Retype the material in full, keeping every word the same.

Dataset entries:

>> begin

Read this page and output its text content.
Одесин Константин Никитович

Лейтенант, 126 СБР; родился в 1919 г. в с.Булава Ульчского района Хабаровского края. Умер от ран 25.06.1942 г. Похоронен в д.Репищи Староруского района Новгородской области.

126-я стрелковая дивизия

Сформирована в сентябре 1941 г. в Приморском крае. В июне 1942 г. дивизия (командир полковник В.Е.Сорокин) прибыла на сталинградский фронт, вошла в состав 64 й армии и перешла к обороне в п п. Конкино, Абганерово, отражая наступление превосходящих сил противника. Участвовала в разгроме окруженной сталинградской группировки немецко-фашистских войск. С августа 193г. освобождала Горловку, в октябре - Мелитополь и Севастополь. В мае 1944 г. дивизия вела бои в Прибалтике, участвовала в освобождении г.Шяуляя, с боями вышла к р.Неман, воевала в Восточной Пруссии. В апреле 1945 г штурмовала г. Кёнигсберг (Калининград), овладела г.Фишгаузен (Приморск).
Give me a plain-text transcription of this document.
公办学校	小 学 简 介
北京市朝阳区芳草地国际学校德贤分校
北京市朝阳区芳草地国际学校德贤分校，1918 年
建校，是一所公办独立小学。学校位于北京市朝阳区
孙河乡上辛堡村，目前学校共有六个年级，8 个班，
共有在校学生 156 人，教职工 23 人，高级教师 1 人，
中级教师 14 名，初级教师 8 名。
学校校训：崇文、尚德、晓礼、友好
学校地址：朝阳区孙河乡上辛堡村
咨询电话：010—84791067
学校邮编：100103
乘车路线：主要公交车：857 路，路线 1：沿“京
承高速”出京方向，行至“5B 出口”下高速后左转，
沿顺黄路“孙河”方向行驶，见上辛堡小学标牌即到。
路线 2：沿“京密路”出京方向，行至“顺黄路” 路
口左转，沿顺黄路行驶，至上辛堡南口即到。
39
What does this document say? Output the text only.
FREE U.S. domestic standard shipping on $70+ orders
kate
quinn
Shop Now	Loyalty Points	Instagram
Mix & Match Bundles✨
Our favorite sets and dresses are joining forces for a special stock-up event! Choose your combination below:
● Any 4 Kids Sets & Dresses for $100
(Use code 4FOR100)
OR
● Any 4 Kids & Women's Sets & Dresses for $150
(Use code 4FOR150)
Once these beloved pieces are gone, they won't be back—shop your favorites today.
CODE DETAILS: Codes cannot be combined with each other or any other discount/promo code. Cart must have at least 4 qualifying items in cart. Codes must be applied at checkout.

>> end

## Written response
Read this page and output its text content.
Одесин Константин Никитович

Лейтенант, 126 СБР; родился в 1919 г. в с.Булава Ульчского района Хабаровского края. Умер от ран 25.06.1942 г. Похоронен в д.Репищи Староруского района Новгородской области.

126-я стрелковая дивизия

Сформирована в сентябре 1941 г. в Приморском крае. В июне 1942 г. дивизия (командир полковник В.Е.Сорокин) прибыла на сталинградский фронт, вошла в состав 64 й армии и перешла к обороне в п п. Конкино, Абганерово, отражая наступление превосходящих сил противника. Участвовала в разгроме окруженной сталинградской группировки немецко-фашистских войск. С августа 193г. освобождала Горловку, в октябре - Мелитополь и Севастополь. В мае 1944 г. дивизия вела бои в Прибалтике, участвовала в освобождении г.Шяуляя, с боями вышла к р.Неман, воевала в Восточной Пруссии. В апреле 1945 г штурмовала г. Кёнигсберг (Калининград), овладела г.Фишгаузен (Приморск).
Give me a plain-text transcription of this document.
公办学校	小 学 简 介
北京市朝阳区芳草地国际学校德贤分校
北京市朝阳区芳草地国际学校德贤分校，1918 年
建校，是一所公办独立小学。学校位于北京市朝阳区
孙河乡上辛堡村，目前学校共有六个年级，8 个班，
共有在校学生 156 人，教职工 23 人，高级教师 1 人，
中级教师 14 名，初级教师 8 名。
学校校训：崇文、尚德、晓礼、友好
学校地址：朝阳区孙河乡上辛堡村
咨询电话：010—84791067
学校邮编：100103
乘车路线：主要公交车：857 路，路线 1：沿“京
承高速”出京方向，行至“5B 出口”下高速后左转，
沿顺黄路“孙河”方向行驶，见上辛堡小学标牌即到。
路线 2：沿“京密路”出京方向，行至“顺黄路” 路
口左转，沿顺黄路行驶，至上辛堡南口即到。
39
What does this document say? Output the text only.
FREE U.S. domestic standard shipping on $70+ orders
kate
quinn
Shop Now	Loyalty Points	Instagram
Mix & Match Bundles✨
Our favorite sets and dresses are joining forces for a special stock-up event! Choose your combination below:
● Any 4 Kids Sets & Dresses for $100
(Use code 4FOR100)
OR
● Any 4 Kids & Women's Sets & Dresses for $150
(Use code 4FOR150)
Once these beloved pieces are gone, they won't be back—shop your favorites today.
CODE DETAILS: Codes cannot be combined with each other or any other discount/promo code. Cart must have at least 4 qualifying items in cart. Codes must be applied at checkout.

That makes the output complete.